__Aim__. Only lines with the string "handikapprådet" matter here; gather them from the material below.

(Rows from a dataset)
>> begin
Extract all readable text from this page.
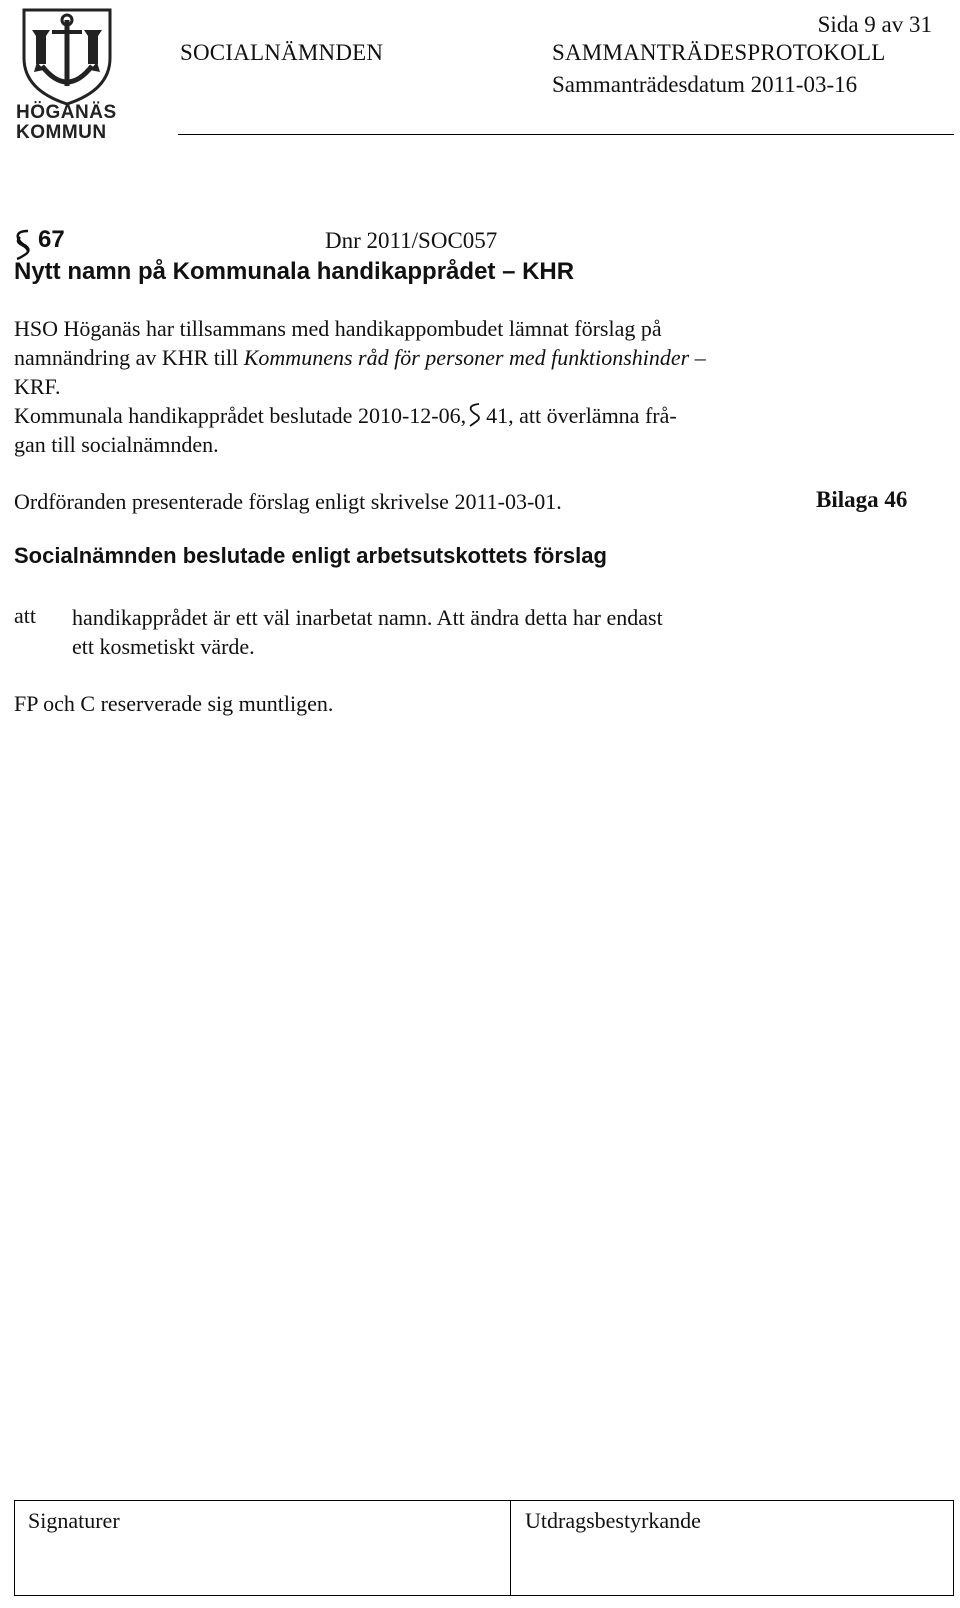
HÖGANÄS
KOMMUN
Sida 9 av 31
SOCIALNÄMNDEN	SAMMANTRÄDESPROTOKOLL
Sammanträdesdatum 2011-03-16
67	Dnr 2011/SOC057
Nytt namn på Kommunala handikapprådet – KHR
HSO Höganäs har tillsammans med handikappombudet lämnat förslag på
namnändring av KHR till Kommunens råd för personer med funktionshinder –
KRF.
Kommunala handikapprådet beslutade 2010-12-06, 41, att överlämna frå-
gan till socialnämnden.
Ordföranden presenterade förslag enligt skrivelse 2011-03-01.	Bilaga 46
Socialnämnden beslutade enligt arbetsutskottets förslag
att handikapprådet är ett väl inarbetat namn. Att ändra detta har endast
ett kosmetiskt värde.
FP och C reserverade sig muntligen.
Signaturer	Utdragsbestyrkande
>> end
>> begin
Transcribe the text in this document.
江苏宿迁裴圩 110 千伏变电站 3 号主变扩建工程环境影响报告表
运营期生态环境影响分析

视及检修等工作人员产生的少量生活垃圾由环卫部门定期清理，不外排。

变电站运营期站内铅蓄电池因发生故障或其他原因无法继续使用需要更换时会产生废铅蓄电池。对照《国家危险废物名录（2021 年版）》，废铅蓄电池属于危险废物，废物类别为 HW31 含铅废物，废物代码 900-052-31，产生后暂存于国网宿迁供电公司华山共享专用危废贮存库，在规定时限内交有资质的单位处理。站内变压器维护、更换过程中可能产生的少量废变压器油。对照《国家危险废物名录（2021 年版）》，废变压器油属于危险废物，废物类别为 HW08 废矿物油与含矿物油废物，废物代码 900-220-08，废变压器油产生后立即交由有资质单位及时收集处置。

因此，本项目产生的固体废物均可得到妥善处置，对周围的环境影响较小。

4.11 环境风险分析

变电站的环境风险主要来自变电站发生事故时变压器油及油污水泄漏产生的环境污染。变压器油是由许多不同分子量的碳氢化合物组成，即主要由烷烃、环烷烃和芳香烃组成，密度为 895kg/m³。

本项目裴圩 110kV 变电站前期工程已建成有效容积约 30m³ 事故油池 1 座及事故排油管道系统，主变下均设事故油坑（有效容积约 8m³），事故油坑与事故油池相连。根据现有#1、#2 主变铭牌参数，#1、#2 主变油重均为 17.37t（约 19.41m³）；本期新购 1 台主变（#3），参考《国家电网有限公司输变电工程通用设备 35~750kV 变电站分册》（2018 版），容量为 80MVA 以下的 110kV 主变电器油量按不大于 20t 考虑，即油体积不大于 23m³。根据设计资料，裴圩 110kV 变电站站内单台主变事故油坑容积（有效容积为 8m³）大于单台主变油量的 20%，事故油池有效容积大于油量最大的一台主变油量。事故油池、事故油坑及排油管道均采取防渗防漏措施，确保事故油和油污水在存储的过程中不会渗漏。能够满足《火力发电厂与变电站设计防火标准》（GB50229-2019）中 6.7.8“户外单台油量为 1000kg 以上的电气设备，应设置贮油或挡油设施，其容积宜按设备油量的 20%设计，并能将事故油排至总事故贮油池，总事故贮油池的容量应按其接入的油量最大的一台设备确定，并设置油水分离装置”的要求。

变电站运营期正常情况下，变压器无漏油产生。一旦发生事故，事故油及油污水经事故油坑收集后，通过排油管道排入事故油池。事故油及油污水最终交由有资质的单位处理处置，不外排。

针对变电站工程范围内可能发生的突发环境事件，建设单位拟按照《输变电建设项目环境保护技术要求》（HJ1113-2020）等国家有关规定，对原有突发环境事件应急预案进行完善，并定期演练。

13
>> end
>> begin
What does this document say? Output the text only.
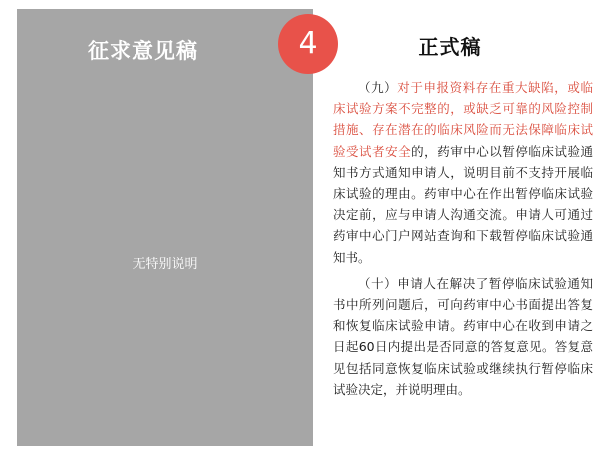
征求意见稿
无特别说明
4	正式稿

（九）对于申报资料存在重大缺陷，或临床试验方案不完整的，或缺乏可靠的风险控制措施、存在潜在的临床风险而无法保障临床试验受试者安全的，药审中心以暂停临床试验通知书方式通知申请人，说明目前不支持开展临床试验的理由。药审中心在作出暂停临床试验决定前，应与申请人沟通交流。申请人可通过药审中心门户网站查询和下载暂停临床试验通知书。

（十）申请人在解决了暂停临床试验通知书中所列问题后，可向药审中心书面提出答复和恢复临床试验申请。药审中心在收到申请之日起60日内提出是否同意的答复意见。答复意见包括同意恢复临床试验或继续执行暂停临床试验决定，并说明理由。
>> end
__Completed exercise__.
Nytt namn på Kommunala handikapprådet – KHR
Kommunala handikapprådet beslutade 2010-12-06, 41, att överlämna frå-
att handikapprådet är ett väl inarbetat namn. Att ändra detta har endast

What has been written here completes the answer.